TASK: From the Iomega ix2 NAS post below, extract the stretch from "Last year, I" through "the support now." word for word.

ARTICLE:
++++++++++
Lenovo / Iomega ix2 NAS

Last year, I bought an Iomega ix2 NAS, a simple box which can hold 2 hard disks for network attached storage. Since then, the company was bought by Lenovo, which does the support now.

iomega-storcenter-ix2-2tb-2x-1tb

It was a pretty cheap deal, and came included with two 3 TB Seagate disks for having 6 TB of storage, or 3 TB in RAID 1. The product also cames in a “cloud” edition, which has some additional software tweaks, but is essentially the same hardware. Unfortunately, the out-of-the-box firmware has some serious issues.

Here are some tips / remarks:

  • Upgrade the firmware as soon as you get this thing out of the box, and preferably before you connect it to the internet. Mine came out of the box with a 3.x version of the firmware. In order to upgrade to the newest (4.x) firmware, you’ve got to upgrade using ix2-ng-4.0.2.9960.tgz before updating to 4.1.114.3342 (the latest version at time of writing). Firmware can be found here. It’s a pretty hefty download (+200 Mb) and upgrading firmware can take a while (uploading the tarball to the device, extracting, installing, rebooting). Be prepared to wait.
    • Kudos to Lenovo for keeping this device up to date with latest patches for SSL and services running on it – not a lot of vendors doing this.
++++++++++
DATA EXTRACT:
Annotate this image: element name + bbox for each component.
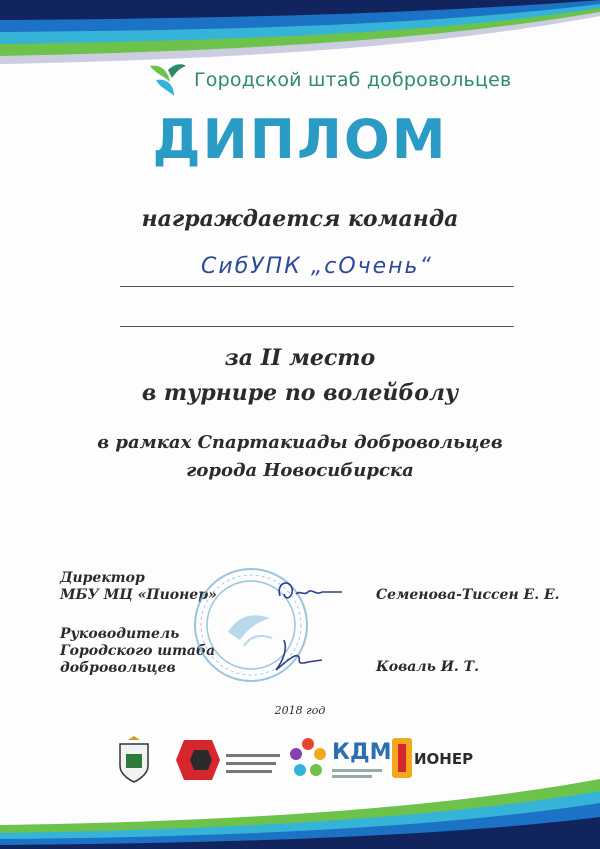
++++++++++
RESPONSE:
Last year, I bought an Iomega ix2 NAS, a simple box which can hold 2 hard disks for network attached storage. Since then, the company was bought by Lenovo, which does the support now.